:: Provided data
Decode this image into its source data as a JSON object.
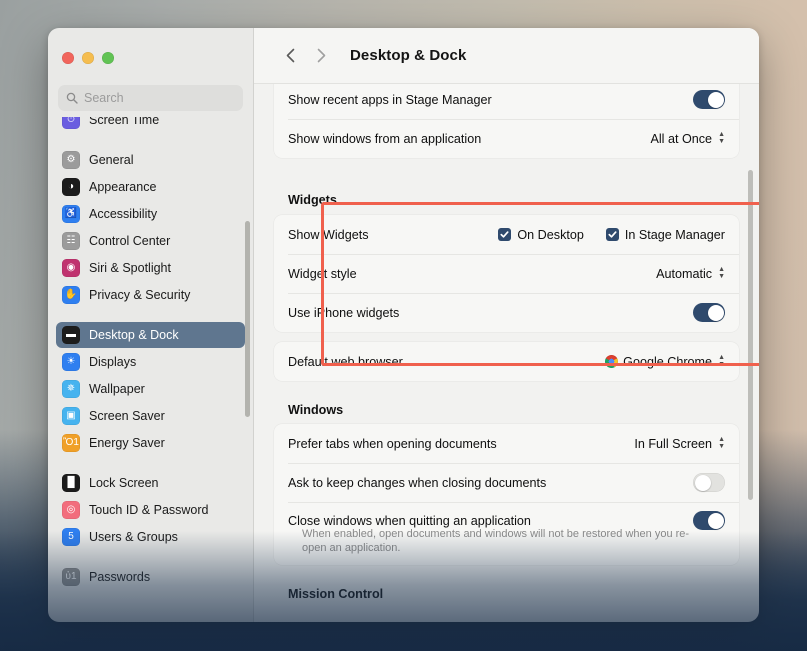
{
  "window": {
    "title": "Desktop & Dock",
    "traffic_lights": [
      "close",
      "minimize",
      "zoom"
    ]
  },
  "sidebar": {
    "search": {
      "placeholder": "Search",
      "value": ""
    },
    "items": [
      {
        "label": "Screen Time",
        "icon": "screen-time-icon",
        "color": "#6a5de0",
        "glyph": "⏱",
        "selected": false,
        "clipped": true
      },
      {
        "gap": true
      },
      {
        "label": "General",
        "icon": "general-icon",
        "color": "#9b9b9b",
        "glyph": "⚙",
        "selected": false
      },
      {
        "label": "Appearance",
        "icon": "appearance-icon",
        "color": "#1c1c1c",
        "glyph": "◑",
        "selected": false
      },
      {
        "label": "Accessibility",
        "icon": "accessibility-icon",
        "color": "#2f7ff0",
        "glyph": "♿",
        "selected": false
      },
      {
        "label": "Control Center",
        "icon": "control-center-icon",
        "color": "#9b9b9b",
        "glyph": "☷",
        "selected": false
      },
      {
        "label": "Siri & Spotlight",
        "icon": "siri-icon",
        "color": "#c0336f",
        "glyph": "◉",
        "selected": false
      },
      {
        "label": "Privacy & Security",
        "icon": "privacy-icon",
        "color": "#2f7ff0",
        "glyph": "✋",
        "selected": false
      },
      {
        "gap": true
      },
      {
        "label": "Desktop & Dock",
        "icon": "desktop-dock-icon",
        "color": "#1c1c1c",
        "glyph": "▬",
        "selected": true
      },
      {
        "label": "Displays",
        "icon": "displays-icon",
        "color": "#2f7ff0",
        "glyph": "☀",
        "selected": false
      },
      {
        "label": "Wallpaper",
        "icon": "wallpaper-icon",
        "color": "#46b3ef",
        "glyph": "✵",
        "selected": false
      },
      {
        "label": "Screen Saver",
        "icon": "screen-saver-icon",
        "color": "#46b3ef",
        "glyph": "▣",
        "selected": false
      },
      {
        "label": "Energy Saver",
        "icon": "energy-saver-icon",
        "color": "#f0a028",
        "glyph": "Ὂ1",
        "selected": false
      },
      {
        "gap": true
      },
      {
        "label": "Lock Screen",
        "icon": "lock-screen-icon",
        "color": "#1c1c1c",
        "glyph": "█",
        "selected": false
      },
      {
        "label": "Touch ID & Password",
        "icon": "touch-id-icon",
        "color": "#f26d7d",
        "glyph": "◎",
        "selected": false
      },
      {
        "label": "Users & Groups",
        "icon": "users-groups-icon",
        "color": "#2f7ff0",
        "glyph": "὆5",
        "selected": false
      },
      {
        "gap": true
      },
      {
        "label": "Passwords",
        "icon": "passwords-icon",
        "color": "#8e8e8e",
        "glyph": "ὑ1",
        "selected": false
      }
    ]
  },
  "main": {
    "top_card": {
      "rows": [
        {
          "name": "show-recent-apps-stage-manager",
          "label": "Show recent apps in Stage Manager",
          "control": "toggle",
          "value": true
        },
        {
          "name": "show-windows-from-application",
          "label": "Show windows from an application",
          "control": "popup",
          "value": "All at Once"
        }
      ]
    },
    "widgets_section": {
      "heading": "Widgets",
      "highlighted": true,
      "highlight_color": "#f0604d",
      "rows": [
        {
          "name": "show-widgets",
          "label": "Show Widgets",
          "control": "checkboxes",
          "checkboxes": [
            {
              "label": "On Desktop",
              "checked": true
            },
            {
              "label": "In Stage Manager",
              "checked": true
            }
          ]
        },
        {
          "name": "widget-style",
          "label": "Widget style",
          "control": "popup",
          "value": "Automatic"
        },
        {
          "name": "use-iphone-widgets",
          "label": "Use iPhone widgets",
          "control": "toggle",
          "value": true
        }
      ]
    },
    "browser_card": {
      "rows": [
        {
          "name": "default-web-browser",
          "label": "Default web browser",
          "control": "popup",
          "value": "Google Chrome",
          "icon": "chrome-icon"
        }
      ]
    },
    "windows_section": {
      "heading": "Windows",
      "rows": [
        {
          "name": "prefer-tabs-opening-documents",
          "label": "Prefer tabs when opening documents",
          "control": "popup",
          "value": "In Full Screen"
        },
        {
          "name": "ask-keep-changes-closing-documents",
          "label": "Ask to keep changes when closing documents",
          "control": "toggle",
          "value": false
        },
        {
          "name": "close-windows-quitting-application",
          "label": "Close windows when quitting an application",
          "control": "toggle",
          "value": true,
          "caption": "When enabled, open documents and windows will not be restored when you re-open an application."
        }
      ]
    },
    "mission_control_section": {
      "heading": "Mission Control"
    }
  },
  "colors": {
    "accent": "#2f4a6d",
    "highlight": "#f0604d",
    "selected_row": "#5f768f"
  }
}
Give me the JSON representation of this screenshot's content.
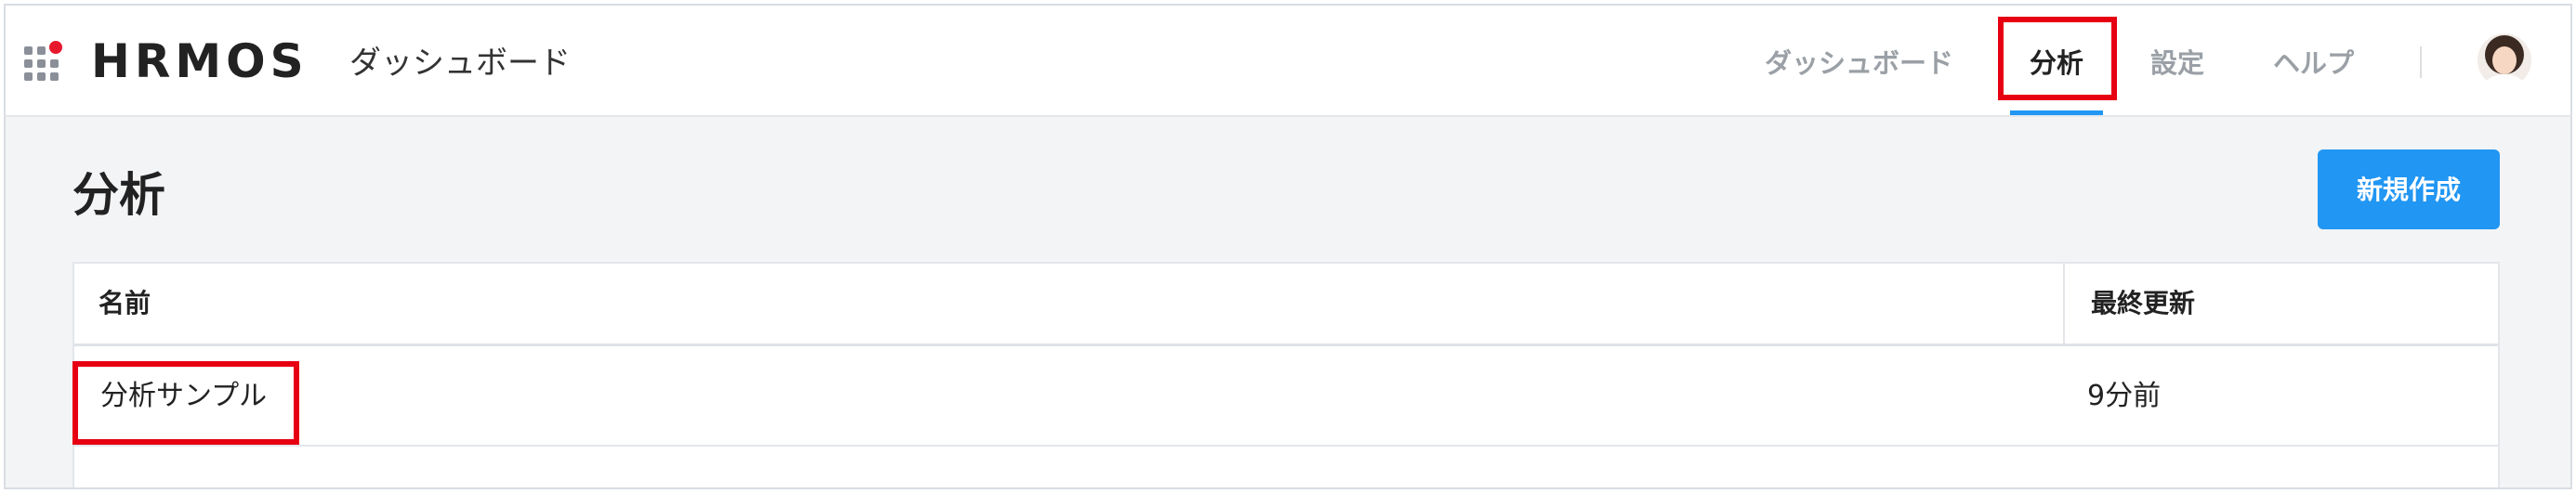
{
  "header": {
    "logo": "HRMOS",
    "app_title": "ダッシュボード",
    "nav": {
      "dashboard": "ダッシュボード",
      "analysis": "分析",
      "settings": "設定",
      "help": "ヘルプ"
    },
    "active_tab": "analysis",
    "accent_color": "#2196f3"
  },
  "page": {
    "title": "分析",
    "new_button": "新規作成"
  },
  "table": {
    "columns": [
      "名前",
      "最終更新"
    ],
    "rows": [
      {
        "name": "分析サンプル",
        "updated": "9分前"
      }
    ]
  },
  "annotations": {
    "highlight_color": "#e60012"
  },
  "icons": {
    "app_launcher": "grid-icon",
    "user": "avatar"
  }
}
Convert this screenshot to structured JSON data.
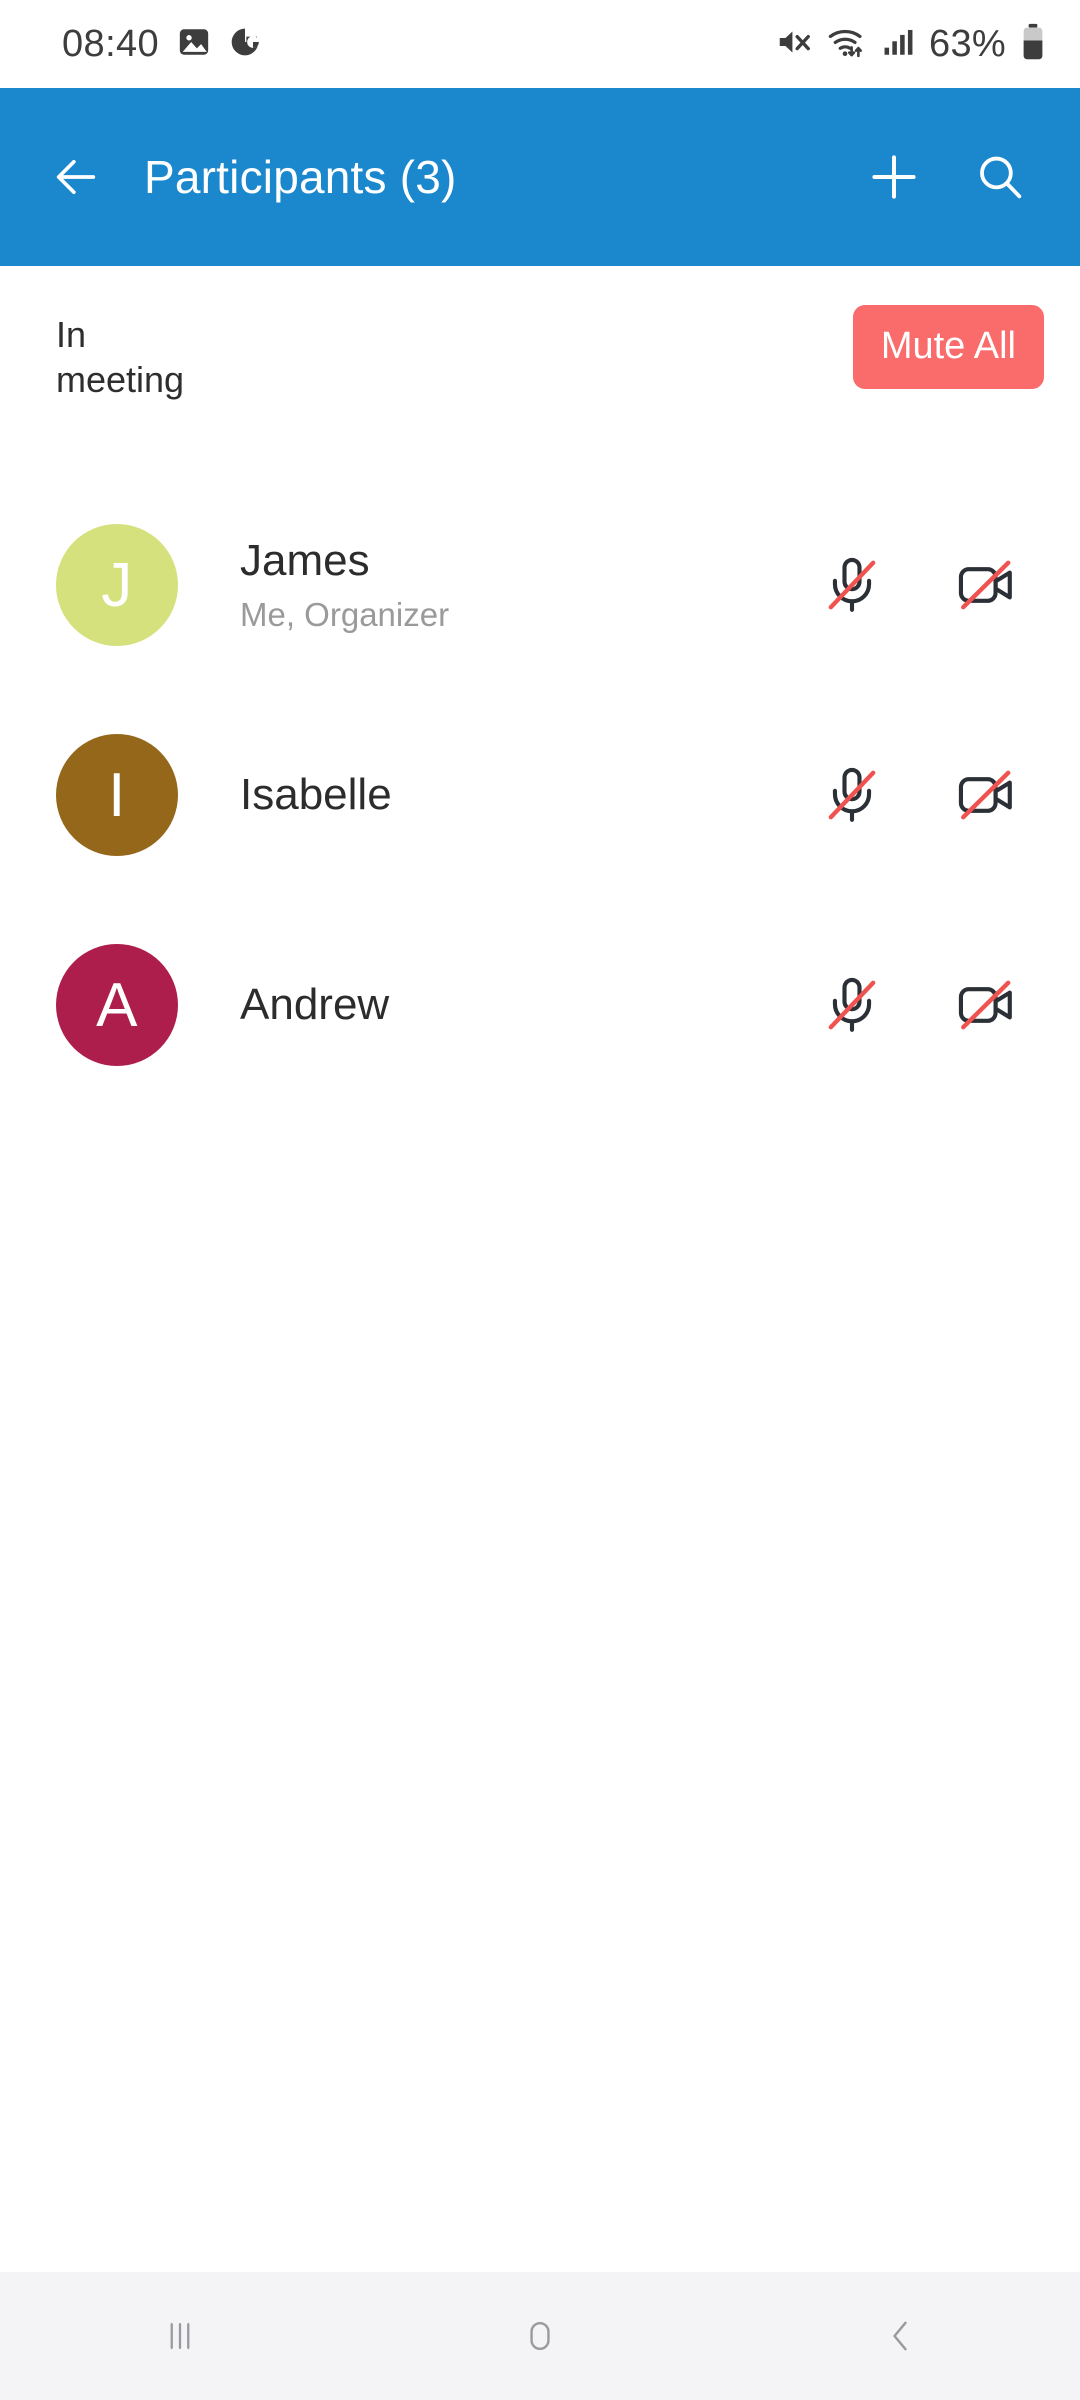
{
  "status_bar": {
    "time": "08:40",
    "battery_percent": "63%",
    "icons": [
      "gallery-icon",
      "app-badge-icon",
      "mute-volume-icon",
      "wifi-icon",
      "cellular-signal-icon",
      "battery-icon"
    ]
  },
  "app_bar": {
    "back_label": "back-arrow-icon",
    "title": "Participants (3)",
    "add_label": "add-participant-icon",
    "search_label": "search-icon",
    "background_color": "#1b87cd"
  },
  "section": {
    "label": "In meeting",
    "mute_all_label": "Mute All",
    "mute_all_color": "#fa6b6b"
  },
  "participants": [
    {
      "initial": "J",
      "name": "James",
      "subtitle": "Me, Organizer",
      "avatar_color": "#d5e17d",
      "mic_state": "muted",
      "camera_state": "off"
    },
    {
      "initial": "I",
      "name": "Isabelle",
      "subtitle": "",
      "avatar_color": "#94671a",
      "mic_state": "muted",
      "camera_state": "off"
    },
    {
      "initial": "A",
      "name": "Andrew",
      "subtitle": "",
      "avatar_color": "#ad1e4c",
      "mic_state": "muted",
      "camera_state": "off"
    }
  ],
  "nav_bar": {
    "recents_label": "recents-icon",
    "home_label": "home-icon",
    "back_label": "back-icon",
    "background_color": "#f4f4f7"
  },
  "colors": {
    "accent": "#1b87cd",
    "danger": "#fa6b6b",
    "strike": "#f0534f",
    "icon_dark": "#2b2f36"
  }
}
::::
• **Exercise brief**
Every entry must be written out exactly, with all pictures left out.

• **Output of the exercise**
Decode this image into its source data as a JSON object.
{
  "window": {
    "title": "Desktop & Dock",
    "traffic_lights": [
      "close",
      "minimize",
      "zoom"
    ]
  },
  "sidebar": {
    "search": {
      "placeholder": "Search",
      "value": ""
    },
    "items": [
      {
        "label": "Screen Time",
        "icon": "screen-time-icon",
        "color": "#6a5de0",
        "glyph": "⏱",
        "selected": false,
        "clipped": true
      },
      {
        "gap": true
      },
      {
        "label": "General",
        "icon": "general-icon",
        "color": "#9b9b9b",
        "glyph": "⚙",
        "selected": false
      },
      {
        "label": "Appearance",
        "icon": "appearance-icon",
        "color": "#1c1c1c",
        "glyph": "◑",
        "selected": false
      },
      {
        "label": "Accessibility",
        "icon": "accessibility-icon",
        "color": "#2f7ff0",
        "glyph": "♿",
        "selected": false
      },
      {
        "label": "Control Center",
        "icon": "control-center-icon",
        "color": "#9b9b9b",
        "glyph": "☷",
        "selected": false
      },
      {
        "label": "Siri & Spotlight",
        "icon": "siri-icon",
        "color": "#c0336f",
        "glyph": "◉",
        "selected": false
      },
      {
        "label": "Privacy & Security",
        "icon": "privacy-icon",
        "color": "#2f7ff0",
        "glyph": "✋",
        "selected": false
      },
      {
        "gap": true
      },
      {
        "label": "Desktop & Dock",
        "icon": "desktop-dock-icon",
        "color": "#1c1c1c",
        "glyph": "▬",
        "selected": true
      },
      {
        "label": "Displays",
        "icon": "displays-icon",
        "color": "#2f7ff0",
        "glyph": "☀",
        "selected": false
      },
      {
        "label": "Wallpaper",
        "icon": "wallpaper-icon",
        "color": "#46b3ef",
        "glyph": "✵",
        "selected": false
      },
      {
        "label": "Screen Saver",
        "icon": "screen-saver-icon",
        "color": "#46b3ef",
        "glyph": "▣",
        "selected": false
      },
      {
        "label": "Energy Saver",
        "icon": "energy-saver-icon",
        "color": "#f0a028",
        "glyph": "Ὂ1",
        "selected": false
      },
      {
        "gap": true
      },
      {
        "label": "Lock Screen",
        "icon": "lock-screen-icon",
        "color": "#1c1c1c",
        "glyph": "█",
        "selected": false
      },
      {
        "label": "Touch ID & Password",
        "icon": "touch-id-icon",
        "color": "#f26d7d",
        "glyph": "◎",
        "selected": false
      },
      {
        "label": "Users & Groups",
        "icon": "users-groups-icon",
        "color": "#2f7ff0",
        "glyph": "὆5",
        "selected": false
      },
      {
        "gap": true
      },
      {
        "label": "Passwords",
        "icon": "passwords-icon",
        "color": "#8e8e8e",
        "glyph": "ὑ1",
        "selected": false
      }
    ]
  },
  "main": {
    "top_card": {
      "rows": [
        {
          "name": "show-recent-apps-stage-manager",
          "label": "Show recent apps in Stage Manager",
          "control": "toggle",
          "value": true
        },
        {
          "name": "show-windows-from-application",
          "label": "Show windows from an application",
          "control": "popup",
          "value": "All at Once"
        }
      ]
    },
    "widgets_section": {
      "heading": "Widgets",
      "highlighted": true,
      "highlight_color": "#f0604d",
      "rows": [
        {
          "name": "show-widgets",
          "label": "Show Widgets",
          "control": "checkboxes",
          "checkboxes": [
            {
              "label": "On Desktop",
              "checked": true
            },
            {
              "label": "In Stage Manager",
              "checked": true
            }
          ]
        },
        {
          "name": "widget-style",
          "label": "Widget style",
          "control": "popup",
          "value": "Automatic"
        },
        {
          "name": "use-iphone-widgets",
          "label": "Use iPhone widgets",
          "control": "toggle",
          "value": true
        }
      ]
    },
    "browser_card": {
      "rows": [
        {
          "name": "default-web-browser",
          "label": "Default web browser",
          "control": "popup",
          "value": "Google Chrome",
          "icon": "chrome-icon"
        }
      ]
    },
    "windows_section": {
      "heading": "Windows",
      "rows": [
        {
          "name": "prefer-tabs-opening-documents",
          "label": "Prefer tabs when opening documents",
          "control": "popup",
          "value": "In Full Screen"
        },
        {
          "name": "ask-keep-changes-closing-documents",
          "label": "Ask to keep changes when closing documents",
          "control": "toggle",
          "value": false
        },
        {
          "name": "close-windows-quitting-application",
          "label": "Close windows when quitting an application",
          "control": "toggle",
          "value": true,
          "caption": "When enabled, open documents and windows will not be restored when you re-open an application."
        }
      ]
    },
    "mission_control_section": {
      "heading": "Mission Control"
    }
  },
  "colors": {
    "accent": "#2f4a6d",
    "highlight": "#f0604d",
    "selected_row": "#5f768f"
  }
}
Give me the JSON representation of this screenshot's content.
{
  "header": {
    "logo": "HRMOS",
    "app_title": "ダッシュボード",
    "nav": {
      "dashboard": "ダッシュボード",
      "analysis": "分析",
      "settings": "設定",
      "help": "ヘルプ"
    },
    "active_tab": "analysis",
    "accent_color": "#2196f3"
  },
  "page": {
    "title": "分析",
    "new_button": "新規作成"
  },
  "table": {
    "columns": [
      "名前",
      "最終更新"
    ],
    "rows": [
      {
        "name": "分析サンプル",
        "updated": "9分前"
      }
    ]
  },
  "annotations": {
    "highlight_color": "#e60012"
  },
  "icons": {
    "app_launcher": "grid-icon",
    "user": "avatar"
  }
}
Convert this screenshot to structured JSON data.
{
  "status_bar": {
    "time": "08:40",
    "battery_percent": "63%",
    "icons": [
      "gallery-icon",
      "app-badge-icon",
      "mute-volume-icon",
      "wifi-icon",
      "cellular-signal-icon",
      "battery-icon"
    ]
  },
  "app_bar": {
    "back_label": "back-arrow-icon",
    "title": "Participants (3)",
    "add_label": "add-participant-icon",
    "search_label": "search-icon",
    "background_color": "#1b87cd"
  },
  "section": {
    "label": "In meeting",
    "mute_all_label": "Mute All",
    "mute_all_color": "#fa6b6b"
  },
  "participants": [
    {
      "initial": "J",
      "name": "James",
      "subtitle": "Me, Organizer",
      "avatar_color": "#d5e17d",
      "mic_state": "muted",
      "camera_state": "off"
    },
    {
      "initial": "I",
      "name": "Isabelle",
      "subtitle": "",
      "avatar_color": "#94671a",
      "mic_state": "muted",
      "camera_state": "off"
    },
    {
      "initial": "A",
      "name": "Andrew",
      "subtitle": "",
      "avatar_color": "#ad1e4c",
      "mic_state": "muted",
      "camera_state": "off"
    }
  ],
  "nav_bar": {
    "recents_label": "recents-icon",
    "home_label": "home-icon",
    "back_label": "back-icon",
    "background_color": "#f4f4f7"
  },
  "colors": {
    "accent": "#1b87cd",
    "danger": "#fa6b6b",
    "strike": "#f0534f",
    "icon_dark": "#2b2f36"
  }
}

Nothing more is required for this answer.